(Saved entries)
## Start

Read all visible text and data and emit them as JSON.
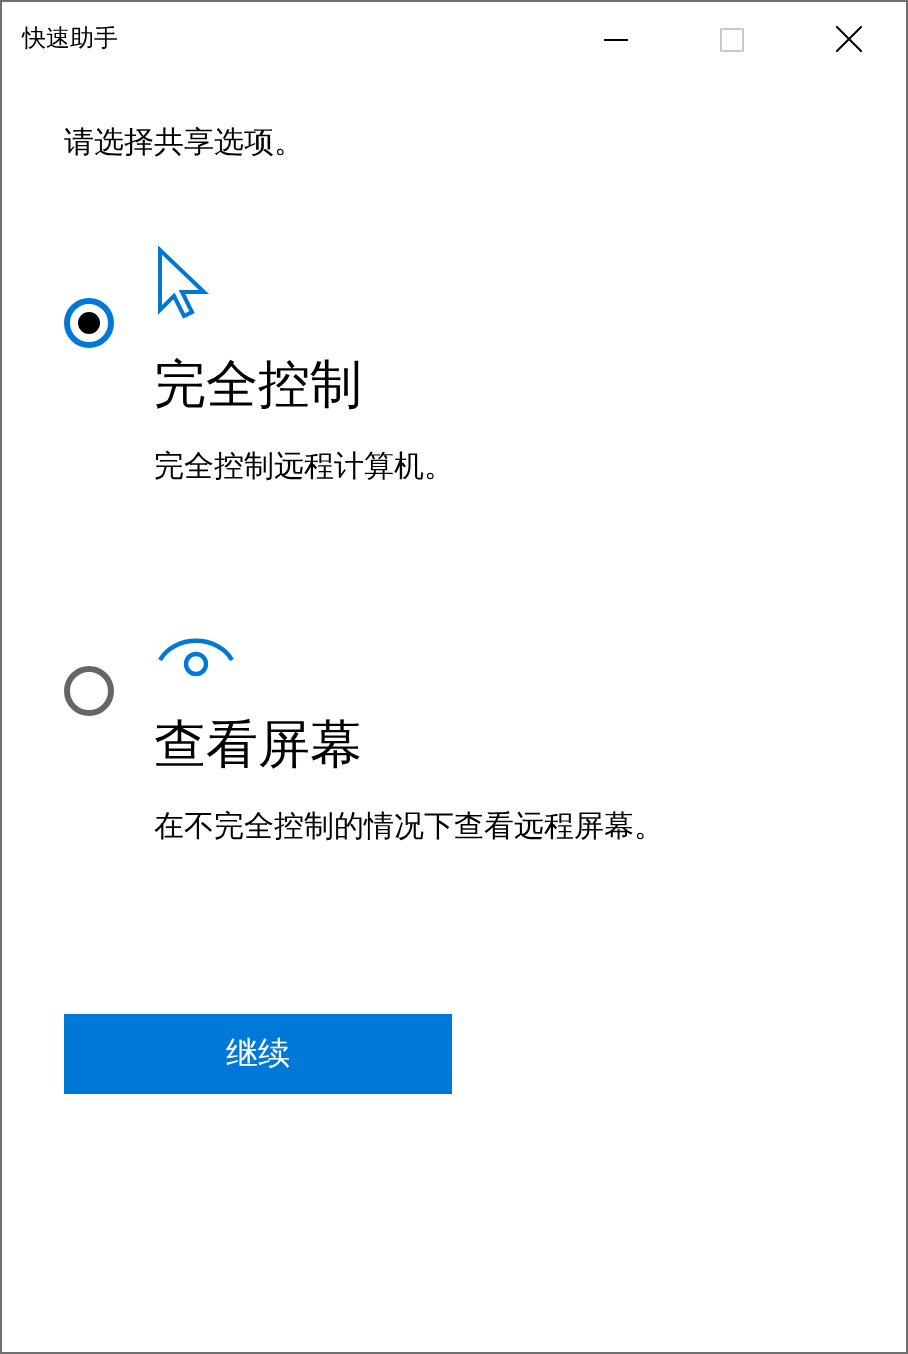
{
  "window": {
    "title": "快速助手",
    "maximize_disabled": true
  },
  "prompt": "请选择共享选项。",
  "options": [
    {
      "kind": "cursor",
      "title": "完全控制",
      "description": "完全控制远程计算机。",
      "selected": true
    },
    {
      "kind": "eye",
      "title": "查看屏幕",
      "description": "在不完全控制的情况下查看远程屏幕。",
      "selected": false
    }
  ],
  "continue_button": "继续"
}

## End

EXERCISE INSTRUCTIONS –
Without including any picture, retype the entries exactly.

EXERCISE OUTPUT –
Read all visible text and data and emit them as JSON.
{
  "window": {
    "title": "快速助手",
    "maximize_disabled": true
  },
  "prompt": "请选择共享选项。",
  "options": [
    {
      "kind": "cursor",
      "title": "完全控制",
      "description": "完全控制远程计算机。",
      "selected": true
    },
    {
      "kind": "eye",
      "title": "查看屏幕",
      "description": "在不完全控制的情况下查看远程屏幕。",
      "selected": false
    }
  ],
  "continue_button": "继续"
}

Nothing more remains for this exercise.